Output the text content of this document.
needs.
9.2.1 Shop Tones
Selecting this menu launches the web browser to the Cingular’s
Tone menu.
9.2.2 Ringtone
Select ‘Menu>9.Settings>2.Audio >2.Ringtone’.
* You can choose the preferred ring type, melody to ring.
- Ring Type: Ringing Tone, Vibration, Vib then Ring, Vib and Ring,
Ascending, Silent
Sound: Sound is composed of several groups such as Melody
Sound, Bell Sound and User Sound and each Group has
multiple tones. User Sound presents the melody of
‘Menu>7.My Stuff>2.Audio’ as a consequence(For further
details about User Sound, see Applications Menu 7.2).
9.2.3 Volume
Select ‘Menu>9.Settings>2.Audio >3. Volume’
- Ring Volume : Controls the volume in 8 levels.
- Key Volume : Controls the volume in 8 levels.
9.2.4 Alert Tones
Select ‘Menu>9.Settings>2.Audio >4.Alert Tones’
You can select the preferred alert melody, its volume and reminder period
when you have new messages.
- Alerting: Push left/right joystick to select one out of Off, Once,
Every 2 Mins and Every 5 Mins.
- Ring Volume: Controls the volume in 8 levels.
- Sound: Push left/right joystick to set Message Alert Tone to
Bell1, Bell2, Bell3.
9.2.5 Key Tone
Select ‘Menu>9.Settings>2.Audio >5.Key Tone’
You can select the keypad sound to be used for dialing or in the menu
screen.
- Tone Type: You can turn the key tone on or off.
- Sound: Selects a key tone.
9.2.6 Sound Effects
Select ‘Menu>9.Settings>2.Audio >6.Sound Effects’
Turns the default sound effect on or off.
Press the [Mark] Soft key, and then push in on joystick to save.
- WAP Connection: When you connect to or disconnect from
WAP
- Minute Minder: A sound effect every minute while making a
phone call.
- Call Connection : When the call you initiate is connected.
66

▬▬▬▬▬▬

» **TASK**: List every line in the records above that contains the word "then".

» **SOLUTION TO THIS TASK**:
- Ring Type: Ringing Tone, Vibration, Vib then Ring, Vib and Ring,
Press the [Mark] Soft key, and then push in on joystick to save.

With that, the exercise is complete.